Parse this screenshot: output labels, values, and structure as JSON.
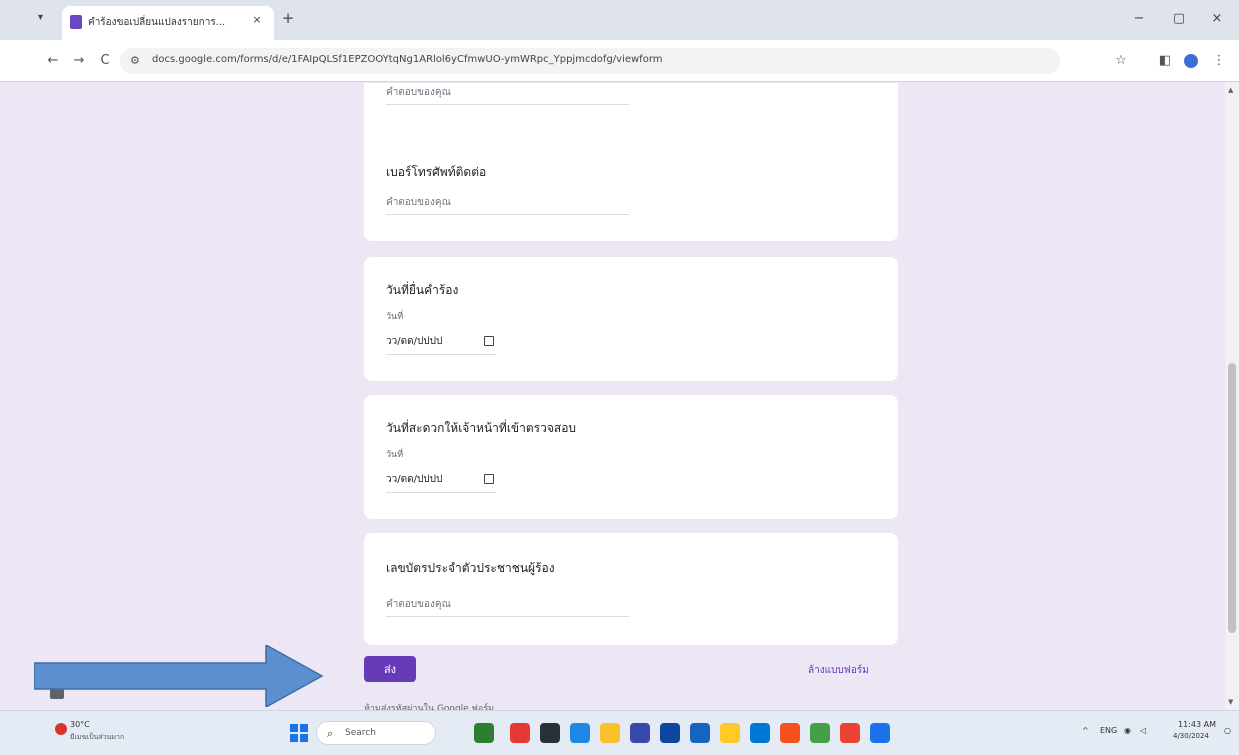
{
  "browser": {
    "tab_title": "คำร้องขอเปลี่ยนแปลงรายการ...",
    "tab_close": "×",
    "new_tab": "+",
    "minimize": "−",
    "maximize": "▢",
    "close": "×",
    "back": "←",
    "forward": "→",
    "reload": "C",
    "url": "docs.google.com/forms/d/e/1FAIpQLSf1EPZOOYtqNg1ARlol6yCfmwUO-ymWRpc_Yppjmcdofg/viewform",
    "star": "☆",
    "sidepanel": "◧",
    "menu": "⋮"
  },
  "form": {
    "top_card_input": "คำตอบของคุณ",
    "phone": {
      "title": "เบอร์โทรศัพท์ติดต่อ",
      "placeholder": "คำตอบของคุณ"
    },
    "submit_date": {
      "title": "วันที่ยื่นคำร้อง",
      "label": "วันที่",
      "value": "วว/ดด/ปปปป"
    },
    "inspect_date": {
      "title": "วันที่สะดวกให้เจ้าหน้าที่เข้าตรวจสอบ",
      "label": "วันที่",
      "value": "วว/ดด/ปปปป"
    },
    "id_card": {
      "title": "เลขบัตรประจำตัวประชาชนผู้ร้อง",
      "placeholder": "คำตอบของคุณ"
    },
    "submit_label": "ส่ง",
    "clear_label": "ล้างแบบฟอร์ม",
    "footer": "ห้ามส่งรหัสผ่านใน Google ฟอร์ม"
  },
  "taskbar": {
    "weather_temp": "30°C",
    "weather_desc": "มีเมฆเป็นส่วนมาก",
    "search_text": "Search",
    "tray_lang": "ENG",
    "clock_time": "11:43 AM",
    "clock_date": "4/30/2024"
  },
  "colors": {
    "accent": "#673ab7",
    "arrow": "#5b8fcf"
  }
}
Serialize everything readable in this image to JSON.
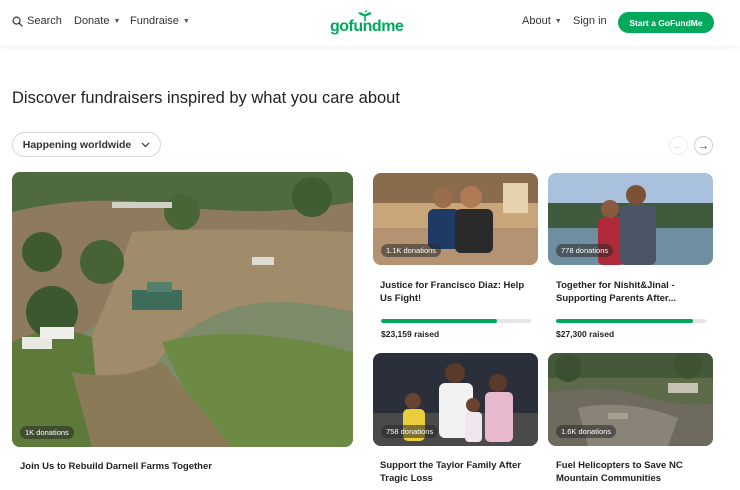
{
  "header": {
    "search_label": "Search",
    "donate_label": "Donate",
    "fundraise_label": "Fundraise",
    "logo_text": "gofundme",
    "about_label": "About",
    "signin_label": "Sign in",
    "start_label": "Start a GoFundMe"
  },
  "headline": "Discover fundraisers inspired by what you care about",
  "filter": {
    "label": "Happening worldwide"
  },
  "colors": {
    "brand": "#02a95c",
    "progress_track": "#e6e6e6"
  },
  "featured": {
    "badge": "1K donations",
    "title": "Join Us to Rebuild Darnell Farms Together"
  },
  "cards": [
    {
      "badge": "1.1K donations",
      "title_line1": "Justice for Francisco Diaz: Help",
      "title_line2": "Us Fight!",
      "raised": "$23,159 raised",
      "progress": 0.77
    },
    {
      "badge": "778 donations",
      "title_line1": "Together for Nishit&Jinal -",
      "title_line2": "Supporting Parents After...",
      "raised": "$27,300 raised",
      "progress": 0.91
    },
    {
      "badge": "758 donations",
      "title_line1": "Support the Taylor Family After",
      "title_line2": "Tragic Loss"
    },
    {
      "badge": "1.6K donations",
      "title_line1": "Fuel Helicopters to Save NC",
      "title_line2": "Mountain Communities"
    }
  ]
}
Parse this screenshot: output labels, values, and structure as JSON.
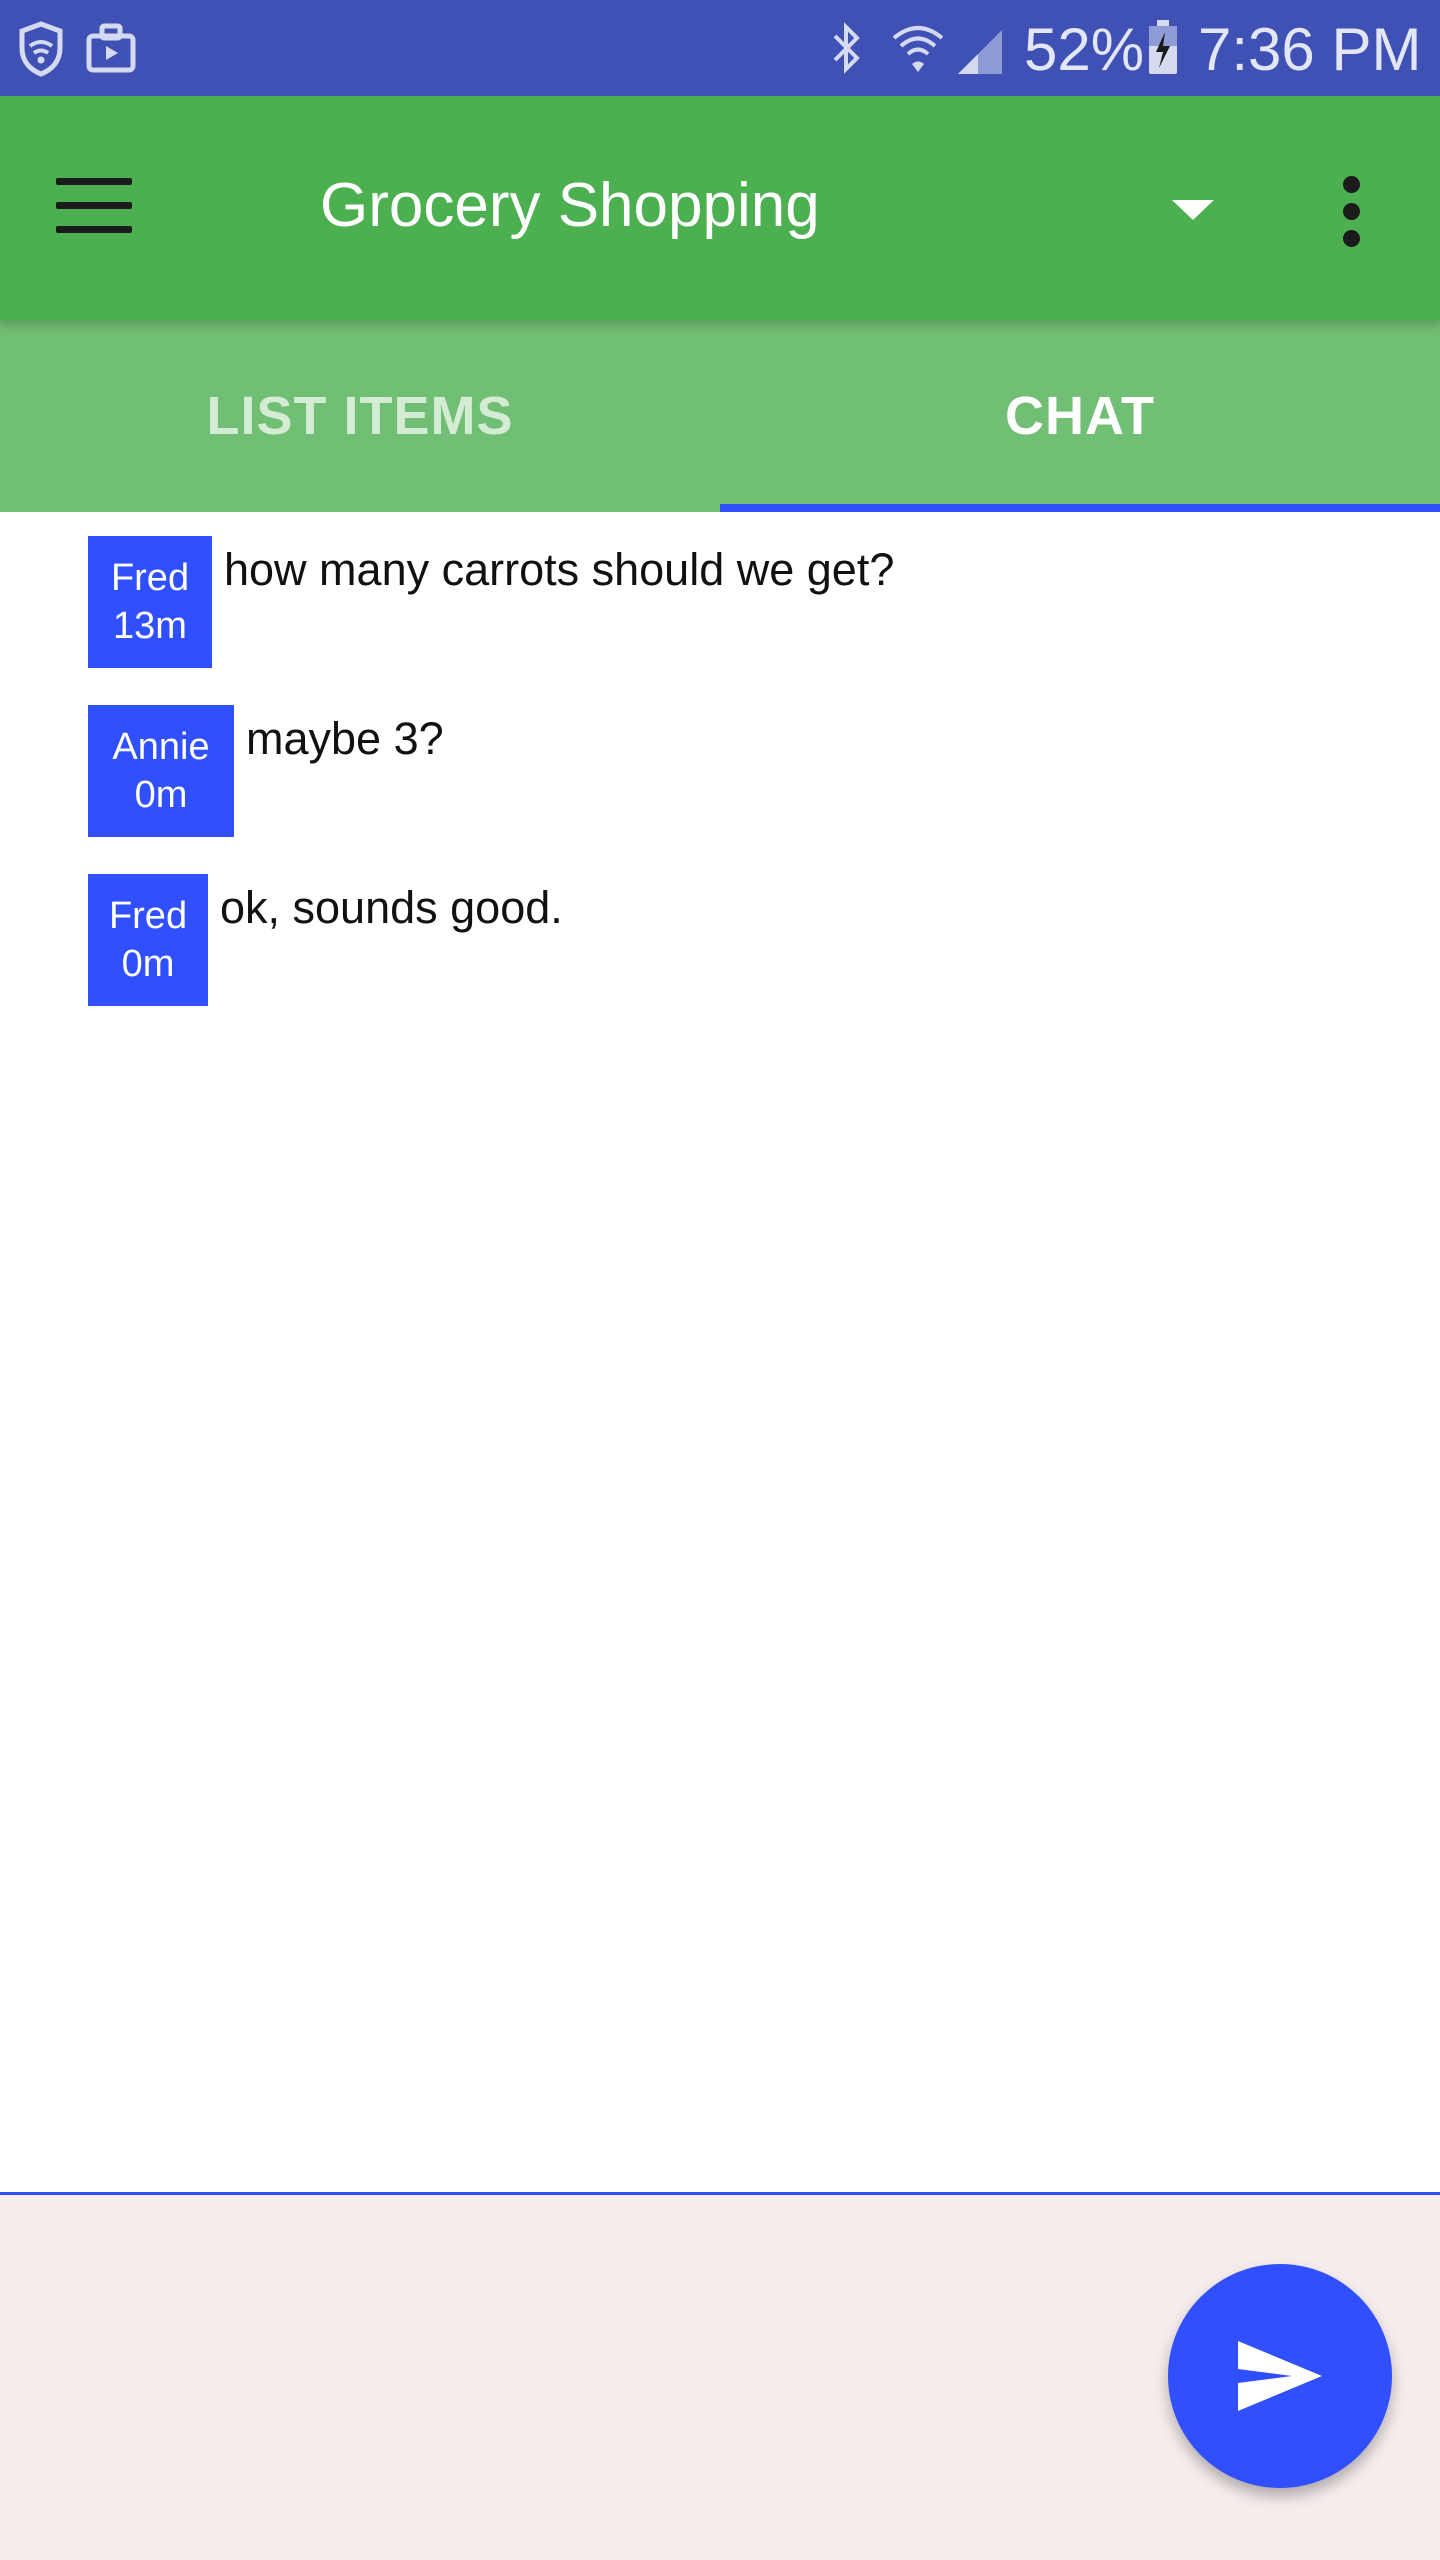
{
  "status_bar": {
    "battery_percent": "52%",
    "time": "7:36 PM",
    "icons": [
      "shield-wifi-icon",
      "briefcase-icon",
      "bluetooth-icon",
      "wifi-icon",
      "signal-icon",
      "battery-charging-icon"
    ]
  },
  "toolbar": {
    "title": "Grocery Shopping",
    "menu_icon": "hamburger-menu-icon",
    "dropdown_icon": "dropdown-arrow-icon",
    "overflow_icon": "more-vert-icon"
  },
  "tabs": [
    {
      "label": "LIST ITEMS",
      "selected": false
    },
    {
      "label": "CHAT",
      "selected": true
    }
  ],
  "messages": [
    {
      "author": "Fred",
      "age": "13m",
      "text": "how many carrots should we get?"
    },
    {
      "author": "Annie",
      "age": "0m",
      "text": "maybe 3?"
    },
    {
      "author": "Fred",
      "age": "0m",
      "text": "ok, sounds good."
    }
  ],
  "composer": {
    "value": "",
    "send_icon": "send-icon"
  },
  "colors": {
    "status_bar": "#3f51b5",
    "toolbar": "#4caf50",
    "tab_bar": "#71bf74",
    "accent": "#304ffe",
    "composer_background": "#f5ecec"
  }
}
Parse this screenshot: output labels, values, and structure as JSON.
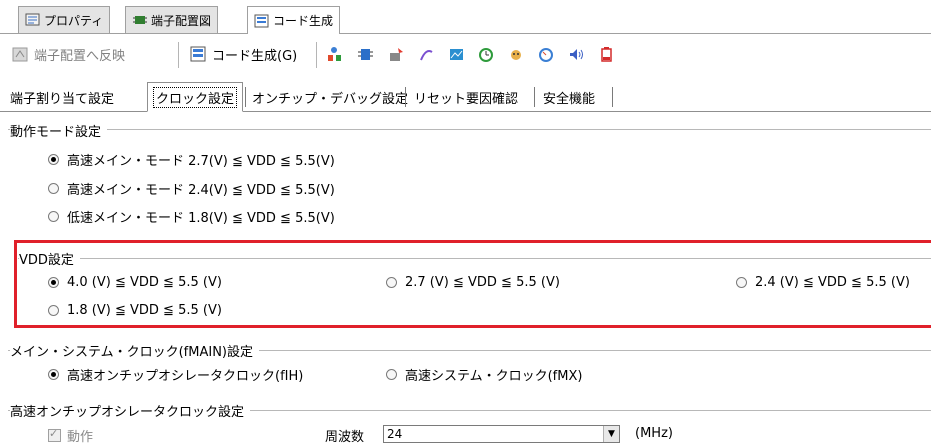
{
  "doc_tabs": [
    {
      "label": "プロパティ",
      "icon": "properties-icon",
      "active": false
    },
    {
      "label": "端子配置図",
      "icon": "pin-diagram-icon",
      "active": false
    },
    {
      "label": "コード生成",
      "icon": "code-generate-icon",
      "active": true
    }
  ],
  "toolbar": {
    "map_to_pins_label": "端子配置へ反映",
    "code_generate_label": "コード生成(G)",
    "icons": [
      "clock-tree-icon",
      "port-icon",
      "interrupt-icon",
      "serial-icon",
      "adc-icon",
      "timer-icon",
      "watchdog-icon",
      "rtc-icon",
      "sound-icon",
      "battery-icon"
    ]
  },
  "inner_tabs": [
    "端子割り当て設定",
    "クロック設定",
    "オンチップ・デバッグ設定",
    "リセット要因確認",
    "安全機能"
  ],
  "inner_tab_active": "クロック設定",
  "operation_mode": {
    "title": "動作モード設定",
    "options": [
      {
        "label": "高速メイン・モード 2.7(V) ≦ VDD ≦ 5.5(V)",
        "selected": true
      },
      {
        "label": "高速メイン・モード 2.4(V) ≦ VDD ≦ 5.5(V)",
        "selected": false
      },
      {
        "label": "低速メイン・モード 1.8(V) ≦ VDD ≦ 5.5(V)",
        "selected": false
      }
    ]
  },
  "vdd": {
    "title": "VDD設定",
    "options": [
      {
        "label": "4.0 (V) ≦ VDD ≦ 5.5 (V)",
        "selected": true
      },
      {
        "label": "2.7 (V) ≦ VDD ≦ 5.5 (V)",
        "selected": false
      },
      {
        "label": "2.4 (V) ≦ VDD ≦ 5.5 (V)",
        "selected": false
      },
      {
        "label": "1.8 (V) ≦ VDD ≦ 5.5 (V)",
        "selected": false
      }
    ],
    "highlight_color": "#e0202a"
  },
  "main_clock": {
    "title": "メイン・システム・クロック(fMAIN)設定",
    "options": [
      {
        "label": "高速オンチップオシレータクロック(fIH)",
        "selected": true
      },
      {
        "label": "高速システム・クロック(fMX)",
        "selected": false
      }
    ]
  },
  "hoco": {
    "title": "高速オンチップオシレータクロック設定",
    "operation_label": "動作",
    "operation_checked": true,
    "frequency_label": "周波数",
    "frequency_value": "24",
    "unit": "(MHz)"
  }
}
::::
All of the data needs repeating exactly, but the pictures do not.

REPLY TO THE TASK →
Parse this screenshot: output labels, values, and structure as JSON.
{
  "browser": {
    "tab_title": "คำร้องขอเปลี่ยนแปลงรายการ...",
    "tab_close": "×",
    "new_tab": "+",
    "minimize": "−",
    "maximize": "▢",
    "close": "×",
    "back": "←",
    "forward": "→",
    "reload": "C",
    "url": "docs.google.com/forms/d/e/1FAIpQLSf1EPZOOYtqNg1ARlol6yCfmwUO-ymWRpc_Yppjmcdofg/viewform",
    "star": "☆",
    "sidepanel": "◧",
    "menu": "⋮"
  },
  "form": {
    "top_card_input": "คำตอบของคุณ",
    "phone": {
      "title": "เบอร์โทรศัพท์ติดต่อ",
      "placeholder": "คำตอบของคุณ"
    },
    "submit_date": {
      "title": "วันที่ยื่นคำร้อง",
      "label": "วันที่",
      "value": "วว/ดด/ปปปป"
    },
    "inspect_date": {
      "title": "วันที่สะดวกให้เจ้าหน้าที่เข้าตรวจสอบ",
      "label": "วันที่",
      "value": "วว/ดด/ปปปป"
    },
    "id_card": {
      "title": "เลขบัตรประจำตัวประชาชนผู้ร้อง",
      "placeholder": "คำตอบของคุณ"
    },
    "submit_label": "ส่ง",
    "clear_label": "ล้างแบบฟอร์ม",
    "footer": "ห้ามส่งรหัสผ่านใน Google ฟอร์ม"
  },
  "taskbar": {
    "weather_temp": "30°C",
    "weather_desc": "มีเมฆเป็นส่วนมาก",
    "search_text": "Search",
    "tray_lang": "ENG",
    "clock_time": "11:43 AM",
    "clock_date": "4/30/2024"
  },
  "colors": {
    "accent": "#673ab7",
    "arrow": "#5b8fcf"
  }
}
Serialize everything readable in this image to JSON.
{
  "header": {
    "search_label": "Search",
    "donate_label": "Donate",
    "fundraise_label": "Fundraise",
    "logo_text": "gofundme",
    "about_label": "About",
    "signin_label": "Sign in",
    "start_label": "Start a GoFundMe"
  },
  "headline": "Discover fundraisers inspired by what you care about",
  "filter": {
    "label": "Happening worldwide"
  },
  "colors": {
    "brand": "#02a95c",
    "progress_track": "#e6e6e6"
  },
  "featured": {
    "badge": "1K donations",
    "title": "Join Us to Rebuild Darnell Farms Together"
  },
  "cards": [
    {
      "badge": "1.1K donations",
      "title_line1": "Justice for Francisco Diaz: Help",
      "title_line2": "Us Fight!",
      "raised": "$23,159 raised",
      "progress": 0.77
    },
    {
      "badge": "778 donations",
      "title_line1": "Together for Nishit&Jinal -",
      "title_line2": "Supporting Parents After...",
      "raised": "$27,300 raised",
      "progress": 0.91
    },
    {
      "badge": "758 donations",
      "title_line1": "Support the Taylor Family After",
      "title_line2": "Tragic Loss"
    },
    {
      "badge": "1.6K donations",
      "title_line1": "Fuel Helicopters to Save NC",
      "title_line2": "Mountain Communities"
    }
  ]
}
Parse this screenshot: output labels, values, and structure as JSON.
{
  "status_bar": {
    "battery_percent": "52%",
    "time": "7:36 PM",
    "icons": [
      "shield-wifi-icon",
      "briefcase-icon",
      "bluetooth-icon",
      "wifi-icon",
      "signal-icon",
      "battery-charging-icon"
    ]
  },
  "toolbar": {
    "title": "Grocery Shopping",
    "menu_icon": "hamburger-menu-icon",
    "dropdown_icon": "dropdown-arrow-icon",
    "overflow_icon": "more-vert-icon"
  },
  "tabs": [
    {
      "label": "LIST ITEMS",
      "selected": false
    },
    {
      "label": "CHAT",
      "selected": true
    }
  ],
  "messages": [
    {
      "author": "Fred",
      "age": "13m",
      "text": "how many carrots should we get?"
    },
    {
      "author": "Annie",
      "age": "0m",
      "text": "maybe 3?"
    },
    {
      "author": "Fred",
      "age": "0m",
      "text": "ok, sounds good."
    }
  ],
  "composer": {
    "value": "",
    "send_icon": "send-icon"
  },
  "colors": {
    "status_bar": "#3f51b5",
    "toolbar": "#4caf50",
    "tab_bar": "#71bf74",
    "accent": "#304ffe",
    "composer_background": "#f5ecec"
  }
}
Parse this screenshot: output labels, values, and structure as JSON.
{
  "doc_tabs": [
    {
      "label": "プロパティ",
      "icon": "properties-icon",
      "active": false
    },
    {
      "label": "端子配置図",
      "icon": "pin-diagram-icon",
      "active": false
    },
    {
      "label": "コード生成",
      "icon": "code-generate-icon",
      "active": true
    }
  ],
  "toolbar": {
    "map_to_pins_label": "端子配置へ反映",
    "code_generate_label": "コード生成(G)",
    "icons": [
      "clock-tree-icon",
      "port-icon",
      "interrupt-icon",
      "serial-icon",
      "adc-icon",
      "timer-icon",
      "watchdog-icon",
      "rtc-icon",
      "sound-icon",
      "battery-icon"
    ]
  },
  "inner_tabs": [
    "端子割り当て設定",
    "クロック設定",
    "オンチップ・デバッグ設定",
    "リセット要因確認",
    "安全機能"
  ],
  "inner_tab_active": "クロック設定",
  "operation_mode": {
    "title": "動作モード設定",
    "options": [
      {
        "label": "高速メイン・モード 2.7(V) ≦ VDD ≦ 5.5(V)",
        "selected": true
      },
      {
        "label": "高速メイン・モード 2.4(V) ≦ VDD ≦ 5.5(V)",
        "selected": false
      },
      {
        "label": "低速メイン・モード 1.8(V) ≦ VDD ≦ 5.5(V)",
        "selected": false
      }
    ]
  },
  "vdd": {
    "title": "VDD設定",
    "options": [
      {
        "label": "4.0 (V) ≦ VDD ≦ 5.5 (V)",
        "selected": true
      },
      {
        "label": "2.7 (V) ≦ VDD ≦ 5.5 (V)",
        "selected": false
      },
      {
        "label": "2.4 (V) ≦ VDD ≦ 5.5 (V)",
        "selected": false
      },
      {
        "label": "1.8 (V) ≦ VDD ≦ 5.5 (V)",
        "selected": false
      }
    ],
    "highlight_color": "#e0202a"
  },
  "main_clock": {
    "title": "メイン・システム・クロック(fMAIN)設定",
    "options": [
      {
        "label": "高速オンチップオシレータクロック(fIH)",
        "selected": true
      },
      {
        "label": "高速システム・クロック(fMX)",
        "selected": false
      }
    ]
  },
  "hoco": {
    "title": "高速オンチップオシレータクロック設定",
    "operation_label": "動作",
    "operation_checked": true,
    "frequency_label": "周波数",
    "frequency_value": "24",
    "unit": "(MHz)"
  }
}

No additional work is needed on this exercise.